*** Passage Section Begins ***
The egress path was S3 → internet. No egress filtering was in place on the S3 bucket. No anomaly detection flagged the large outbound transfer. The breach was discovered four months later when the attacker posted about it on social media.
SolarWinds (2020)
The Sunburst backdoor, embedded in SolarWinds Orion update packages, exfiltrated data through DNS queries and HTTPS callbacks to command-and-control infrastructure hosted on domains designed to mimic legitimate cloud services. The exfiltration operated within the normal traffic patterns of network monitoring software — which, by design, needs to communicate with external services.
DLP would not have detected the exfiltration because the data was encrypted and fragmented. Network anomaly detection did not flag the traffic because Orion’s normal behavior includes substantial outbound communication. The attacker leveraged the trusted position of the monitoring software to create an egress channel indistinguishable from legitimate traffic.
Snowflake Customer Breaches (2024)
*** Passage Section Ends ***
*** Records Section Begins ***
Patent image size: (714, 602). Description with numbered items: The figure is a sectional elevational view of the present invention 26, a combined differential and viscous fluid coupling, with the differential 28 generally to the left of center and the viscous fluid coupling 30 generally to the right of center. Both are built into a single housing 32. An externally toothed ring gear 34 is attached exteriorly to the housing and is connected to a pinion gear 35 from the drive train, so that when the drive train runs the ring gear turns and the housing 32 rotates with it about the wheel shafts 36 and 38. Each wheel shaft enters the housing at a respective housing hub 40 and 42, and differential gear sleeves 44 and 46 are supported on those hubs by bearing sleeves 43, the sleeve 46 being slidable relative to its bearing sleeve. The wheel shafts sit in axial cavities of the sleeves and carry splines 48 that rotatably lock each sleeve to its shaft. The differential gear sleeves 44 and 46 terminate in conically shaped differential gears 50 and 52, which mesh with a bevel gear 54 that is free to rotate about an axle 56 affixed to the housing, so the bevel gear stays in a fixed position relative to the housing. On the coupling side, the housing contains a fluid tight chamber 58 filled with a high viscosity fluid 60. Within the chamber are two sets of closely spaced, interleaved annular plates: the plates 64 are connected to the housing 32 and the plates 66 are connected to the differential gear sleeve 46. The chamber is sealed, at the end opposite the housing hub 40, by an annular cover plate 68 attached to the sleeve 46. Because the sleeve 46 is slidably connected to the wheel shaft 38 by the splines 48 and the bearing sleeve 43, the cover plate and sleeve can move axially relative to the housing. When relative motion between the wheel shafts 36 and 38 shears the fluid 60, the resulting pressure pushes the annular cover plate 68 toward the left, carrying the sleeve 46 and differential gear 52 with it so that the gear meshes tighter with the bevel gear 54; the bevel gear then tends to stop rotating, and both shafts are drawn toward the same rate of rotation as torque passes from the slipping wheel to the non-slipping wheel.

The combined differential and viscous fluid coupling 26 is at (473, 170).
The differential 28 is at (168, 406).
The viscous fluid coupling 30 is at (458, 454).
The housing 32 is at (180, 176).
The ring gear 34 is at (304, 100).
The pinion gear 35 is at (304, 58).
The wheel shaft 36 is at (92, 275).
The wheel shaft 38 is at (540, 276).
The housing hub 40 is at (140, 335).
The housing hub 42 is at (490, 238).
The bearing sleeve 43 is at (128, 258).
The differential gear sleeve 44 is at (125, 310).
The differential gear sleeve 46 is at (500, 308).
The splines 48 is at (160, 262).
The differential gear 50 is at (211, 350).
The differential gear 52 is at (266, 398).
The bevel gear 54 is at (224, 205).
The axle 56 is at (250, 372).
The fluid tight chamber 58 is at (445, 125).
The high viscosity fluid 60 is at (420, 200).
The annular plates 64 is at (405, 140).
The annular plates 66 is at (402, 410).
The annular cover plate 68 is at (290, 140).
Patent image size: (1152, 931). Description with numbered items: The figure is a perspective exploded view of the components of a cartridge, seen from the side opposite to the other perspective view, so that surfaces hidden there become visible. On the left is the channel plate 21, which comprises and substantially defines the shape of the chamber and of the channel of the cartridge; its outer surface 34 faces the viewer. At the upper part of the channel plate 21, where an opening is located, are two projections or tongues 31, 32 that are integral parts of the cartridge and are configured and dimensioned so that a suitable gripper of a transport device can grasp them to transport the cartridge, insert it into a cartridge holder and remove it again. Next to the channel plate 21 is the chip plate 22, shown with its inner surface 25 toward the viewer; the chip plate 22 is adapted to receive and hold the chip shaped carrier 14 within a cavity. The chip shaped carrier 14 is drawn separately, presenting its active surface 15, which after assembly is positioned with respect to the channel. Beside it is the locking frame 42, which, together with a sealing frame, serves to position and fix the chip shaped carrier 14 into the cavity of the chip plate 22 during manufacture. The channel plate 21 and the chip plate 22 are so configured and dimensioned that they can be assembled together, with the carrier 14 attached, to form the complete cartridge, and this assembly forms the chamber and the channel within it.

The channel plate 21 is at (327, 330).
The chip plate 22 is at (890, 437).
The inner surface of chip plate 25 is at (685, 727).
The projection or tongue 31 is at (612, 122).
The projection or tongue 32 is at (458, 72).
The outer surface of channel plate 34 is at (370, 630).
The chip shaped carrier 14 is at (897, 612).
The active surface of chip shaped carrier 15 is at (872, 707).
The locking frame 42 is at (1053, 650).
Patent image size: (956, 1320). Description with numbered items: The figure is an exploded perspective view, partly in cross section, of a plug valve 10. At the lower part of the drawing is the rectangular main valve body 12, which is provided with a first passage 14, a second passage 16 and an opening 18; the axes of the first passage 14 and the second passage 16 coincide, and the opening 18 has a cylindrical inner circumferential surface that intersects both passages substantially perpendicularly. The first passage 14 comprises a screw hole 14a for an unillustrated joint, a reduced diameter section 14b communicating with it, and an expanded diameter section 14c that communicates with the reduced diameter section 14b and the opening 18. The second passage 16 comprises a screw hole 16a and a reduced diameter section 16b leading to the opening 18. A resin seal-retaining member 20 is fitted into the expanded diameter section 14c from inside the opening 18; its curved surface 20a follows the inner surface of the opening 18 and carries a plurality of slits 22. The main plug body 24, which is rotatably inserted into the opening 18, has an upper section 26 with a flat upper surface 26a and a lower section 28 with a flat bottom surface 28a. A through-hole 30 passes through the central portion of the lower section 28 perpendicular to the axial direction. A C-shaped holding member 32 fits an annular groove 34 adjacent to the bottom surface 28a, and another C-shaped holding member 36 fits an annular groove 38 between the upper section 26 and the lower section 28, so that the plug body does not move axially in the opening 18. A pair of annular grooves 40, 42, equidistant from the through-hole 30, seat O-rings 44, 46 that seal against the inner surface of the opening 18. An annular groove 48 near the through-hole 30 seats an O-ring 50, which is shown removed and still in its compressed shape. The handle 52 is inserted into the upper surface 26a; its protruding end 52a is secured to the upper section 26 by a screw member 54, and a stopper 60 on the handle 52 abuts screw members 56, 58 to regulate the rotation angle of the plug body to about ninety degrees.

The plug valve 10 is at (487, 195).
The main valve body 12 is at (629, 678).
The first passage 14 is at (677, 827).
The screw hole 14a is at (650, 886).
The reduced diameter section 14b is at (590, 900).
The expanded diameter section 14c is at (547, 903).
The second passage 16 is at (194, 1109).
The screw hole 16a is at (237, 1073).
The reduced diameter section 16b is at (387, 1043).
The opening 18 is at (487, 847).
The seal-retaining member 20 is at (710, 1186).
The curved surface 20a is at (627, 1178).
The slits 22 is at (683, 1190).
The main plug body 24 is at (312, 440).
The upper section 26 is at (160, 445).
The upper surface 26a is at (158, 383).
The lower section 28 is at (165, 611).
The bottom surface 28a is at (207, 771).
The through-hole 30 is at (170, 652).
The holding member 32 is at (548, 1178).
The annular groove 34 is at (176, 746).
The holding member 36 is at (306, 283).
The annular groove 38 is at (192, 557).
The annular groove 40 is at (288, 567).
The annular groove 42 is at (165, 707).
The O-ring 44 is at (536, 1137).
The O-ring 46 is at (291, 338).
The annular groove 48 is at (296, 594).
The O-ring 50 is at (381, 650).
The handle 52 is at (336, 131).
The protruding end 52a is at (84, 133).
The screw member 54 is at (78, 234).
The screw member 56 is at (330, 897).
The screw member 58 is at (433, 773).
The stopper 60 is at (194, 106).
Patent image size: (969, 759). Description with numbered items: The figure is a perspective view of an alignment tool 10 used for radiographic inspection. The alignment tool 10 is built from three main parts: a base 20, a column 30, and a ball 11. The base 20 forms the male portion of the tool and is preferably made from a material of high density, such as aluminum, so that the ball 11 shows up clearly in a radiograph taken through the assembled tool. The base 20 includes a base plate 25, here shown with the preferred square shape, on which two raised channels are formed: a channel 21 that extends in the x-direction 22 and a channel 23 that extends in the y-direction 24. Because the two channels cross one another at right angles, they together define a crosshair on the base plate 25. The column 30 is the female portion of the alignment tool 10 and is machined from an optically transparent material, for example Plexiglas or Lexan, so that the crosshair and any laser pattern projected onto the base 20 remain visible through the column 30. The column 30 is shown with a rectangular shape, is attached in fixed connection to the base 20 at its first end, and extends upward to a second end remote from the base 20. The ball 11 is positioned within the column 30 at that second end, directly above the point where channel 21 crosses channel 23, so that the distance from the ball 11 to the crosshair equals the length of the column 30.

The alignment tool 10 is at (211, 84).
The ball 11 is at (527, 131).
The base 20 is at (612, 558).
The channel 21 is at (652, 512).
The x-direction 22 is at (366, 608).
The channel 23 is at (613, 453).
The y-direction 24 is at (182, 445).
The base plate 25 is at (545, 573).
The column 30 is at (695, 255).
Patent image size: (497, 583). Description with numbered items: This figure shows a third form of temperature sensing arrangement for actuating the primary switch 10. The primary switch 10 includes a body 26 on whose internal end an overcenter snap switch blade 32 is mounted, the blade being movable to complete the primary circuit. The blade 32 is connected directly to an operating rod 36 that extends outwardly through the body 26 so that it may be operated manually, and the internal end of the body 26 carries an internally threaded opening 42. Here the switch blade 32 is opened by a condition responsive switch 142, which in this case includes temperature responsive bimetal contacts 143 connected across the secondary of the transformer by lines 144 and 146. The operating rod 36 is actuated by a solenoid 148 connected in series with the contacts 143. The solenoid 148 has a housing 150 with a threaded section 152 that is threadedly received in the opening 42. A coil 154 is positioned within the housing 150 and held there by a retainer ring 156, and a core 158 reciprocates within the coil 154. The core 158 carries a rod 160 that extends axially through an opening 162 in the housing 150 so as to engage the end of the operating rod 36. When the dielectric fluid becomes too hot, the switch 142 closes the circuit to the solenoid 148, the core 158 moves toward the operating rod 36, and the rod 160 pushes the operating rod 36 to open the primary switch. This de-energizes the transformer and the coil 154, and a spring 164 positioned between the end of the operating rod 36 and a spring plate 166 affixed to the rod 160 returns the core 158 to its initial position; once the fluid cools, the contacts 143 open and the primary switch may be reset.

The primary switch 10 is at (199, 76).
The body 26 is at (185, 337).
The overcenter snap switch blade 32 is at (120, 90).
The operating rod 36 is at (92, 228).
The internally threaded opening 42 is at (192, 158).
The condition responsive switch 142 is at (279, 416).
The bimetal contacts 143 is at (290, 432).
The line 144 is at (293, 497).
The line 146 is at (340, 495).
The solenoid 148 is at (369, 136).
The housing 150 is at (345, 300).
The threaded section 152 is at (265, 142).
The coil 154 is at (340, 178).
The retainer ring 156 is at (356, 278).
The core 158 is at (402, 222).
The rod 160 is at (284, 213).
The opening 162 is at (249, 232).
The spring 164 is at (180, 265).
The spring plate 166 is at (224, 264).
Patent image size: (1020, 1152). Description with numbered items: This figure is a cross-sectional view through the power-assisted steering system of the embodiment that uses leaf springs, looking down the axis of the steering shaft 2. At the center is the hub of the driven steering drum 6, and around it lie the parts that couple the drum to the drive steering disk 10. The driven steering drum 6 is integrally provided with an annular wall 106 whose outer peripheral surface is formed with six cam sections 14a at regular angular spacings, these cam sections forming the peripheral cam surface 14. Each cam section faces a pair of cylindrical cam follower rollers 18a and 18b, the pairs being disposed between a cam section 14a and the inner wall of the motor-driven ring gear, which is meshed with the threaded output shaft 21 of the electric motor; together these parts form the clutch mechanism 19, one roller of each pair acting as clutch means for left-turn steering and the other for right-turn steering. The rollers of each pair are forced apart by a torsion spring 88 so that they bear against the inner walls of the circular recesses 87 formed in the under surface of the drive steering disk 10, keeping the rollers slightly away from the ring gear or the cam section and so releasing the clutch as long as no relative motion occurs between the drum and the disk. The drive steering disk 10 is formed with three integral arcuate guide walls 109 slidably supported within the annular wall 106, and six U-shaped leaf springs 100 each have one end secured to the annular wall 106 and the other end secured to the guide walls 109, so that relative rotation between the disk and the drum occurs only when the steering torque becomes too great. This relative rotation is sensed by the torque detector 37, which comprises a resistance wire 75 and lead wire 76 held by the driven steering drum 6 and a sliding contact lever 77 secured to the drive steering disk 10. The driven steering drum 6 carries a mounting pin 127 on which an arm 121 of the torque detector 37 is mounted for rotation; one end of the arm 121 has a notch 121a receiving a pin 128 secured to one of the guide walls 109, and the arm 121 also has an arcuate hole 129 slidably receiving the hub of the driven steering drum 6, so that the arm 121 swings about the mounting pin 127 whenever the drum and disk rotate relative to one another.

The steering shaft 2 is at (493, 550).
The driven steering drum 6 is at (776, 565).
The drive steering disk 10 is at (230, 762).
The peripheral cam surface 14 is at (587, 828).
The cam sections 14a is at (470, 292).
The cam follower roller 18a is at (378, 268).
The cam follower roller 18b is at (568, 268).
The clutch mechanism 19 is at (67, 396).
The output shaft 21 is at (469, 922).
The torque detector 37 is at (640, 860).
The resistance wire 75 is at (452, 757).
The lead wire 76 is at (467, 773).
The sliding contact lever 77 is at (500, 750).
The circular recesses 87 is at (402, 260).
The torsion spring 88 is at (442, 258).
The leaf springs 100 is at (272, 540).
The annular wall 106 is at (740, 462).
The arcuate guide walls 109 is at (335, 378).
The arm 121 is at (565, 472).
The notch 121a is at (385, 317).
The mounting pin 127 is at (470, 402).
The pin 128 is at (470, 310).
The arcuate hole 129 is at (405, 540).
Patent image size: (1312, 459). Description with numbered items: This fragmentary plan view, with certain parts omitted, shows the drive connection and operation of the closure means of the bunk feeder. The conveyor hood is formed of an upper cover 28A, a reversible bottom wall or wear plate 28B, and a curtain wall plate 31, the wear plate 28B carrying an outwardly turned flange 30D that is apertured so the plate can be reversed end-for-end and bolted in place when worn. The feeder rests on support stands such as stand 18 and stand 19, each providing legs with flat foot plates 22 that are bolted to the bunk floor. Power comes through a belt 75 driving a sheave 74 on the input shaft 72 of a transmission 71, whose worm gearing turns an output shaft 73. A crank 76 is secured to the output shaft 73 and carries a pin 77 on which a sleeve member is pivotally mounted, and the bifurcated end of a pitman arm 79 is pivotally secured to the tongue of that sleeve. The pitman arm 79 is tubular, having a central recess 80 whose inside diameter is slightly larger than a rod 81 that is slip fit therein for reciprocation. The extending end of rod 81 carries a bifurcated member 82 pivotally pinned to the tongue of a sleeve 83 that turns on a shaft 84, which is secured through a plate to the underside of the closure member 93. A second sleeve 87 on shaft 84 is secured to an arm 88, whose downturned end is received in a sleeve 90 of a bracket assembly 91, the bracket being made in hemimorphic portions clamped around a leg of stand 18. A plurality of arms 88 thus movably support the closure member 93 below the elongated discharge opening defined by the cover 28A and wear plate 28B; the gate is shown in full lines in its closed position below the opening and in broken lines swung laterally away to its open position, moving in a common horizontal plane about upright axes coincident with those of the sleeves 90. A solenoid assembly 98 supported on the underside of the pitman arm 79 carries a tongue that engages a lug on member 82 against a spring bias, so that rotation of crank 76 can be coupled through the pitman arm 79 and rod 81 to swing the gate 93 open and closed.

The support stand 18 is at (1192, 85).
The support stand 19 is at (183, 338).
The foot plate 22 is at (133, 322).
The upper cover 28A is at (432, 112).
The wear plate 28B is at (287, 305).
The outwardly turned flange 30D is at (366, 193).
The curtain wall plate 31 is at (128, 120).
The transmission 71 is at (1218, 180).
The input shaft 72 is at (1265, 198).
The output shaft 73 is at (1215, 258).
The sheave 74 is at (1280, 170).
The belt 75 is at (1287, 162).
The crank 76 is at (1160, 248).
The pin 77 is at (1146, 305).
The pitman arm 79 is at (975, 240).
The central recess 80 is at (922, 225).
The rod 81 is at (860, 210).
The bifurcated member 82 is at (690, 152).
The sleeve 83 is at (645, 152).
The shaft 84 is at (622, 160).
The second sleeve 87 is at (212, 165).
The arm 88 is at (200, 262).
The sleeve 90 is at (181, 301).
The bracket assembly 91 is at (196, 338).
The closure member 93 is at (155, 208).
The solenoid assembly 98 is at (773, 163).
*** Records Section Ends ***
◆ **Exercises to complete**
1: From the passage above on data breaches, copy the part that opens with the words containing "The Sunburst backdoor, embedded" and closes with "Customer Breaches (2024)".
2: According to the data breach passage, through what two channels did the Sunburst backdoor exfiltrate data?
3: Go on with the passage on data breaches from its final line.

◆ **Answers for the exercise**
1:
The Sunburst backdoor, embedded in SolarWinds Orion update packages, exfiltrated data through DNS queries and HTTPS callbacks to command-and-control infrastructure hosted on domains designed to mimic legitimate cloud services. The exfiltration operated within the normal traffic patterns of network monitoring software — which, by design, needs to communicate with external services.
DLP would not have detected the exfiltration because the data was encrypted and fragmented. Network anomaly detection did not flag the traffic because Orion’s normal behavior includes substantial outbound communication. The attacker leveraged the trusted position of the monitoring software to create an egress channel indistinguishable from legitimate traffic.
Snowflake Customer Breaches (2024)

2: It exfiltrated data through DNS queries and HTTPS callbacks.

3:
In 2024, attackers used stolen credentials to access Snowflake customer accounts and exfiltrate data from cloud data warehouses. Over 165 organizations were affected. The attack was trivially simple: the credentials were obtained from infostealer malware on employee devices, the Snowflake accounts did not require multi-factor authentication, and the data warehouses contained unencrypted customer data. The exfiltration path was the Snowflake API itself — a fully authorized egress channel used with stolen authorization.
No network-level control, no DLP system, and no egress filter could have prevented this. The attacker used legitimate credentials through legitimate APIs to access legitimately stored data. The only defense would have been: the data should not have been stored in cleartext, or the data should not have been stored at all.
The Stealth Cloud Perspective
Stealth Cloud’s approach to egress security starts from a different premise than the industry standard. Rather than building increasingly sophisticated controls to prevent the exfiltration of data that has already been stored, we eliminate the stored data that an attacker would exfiltrate.
The architecture is zero-persistence by design. User prompts arrive at the edge encrypted with AES-256-GCM keys held exclusively by the client. The decrypted plaintext exists only in the V8 isolate’s volatile memory for the duration of the request. The PII stripping engine tokenizes identifiable data before it reaches the LLM provider, ensuring that even the egress to the AI inference endpoint carries sanitized content. When the request completes, the isolate’s memory is cleared and the session keys are destroyed.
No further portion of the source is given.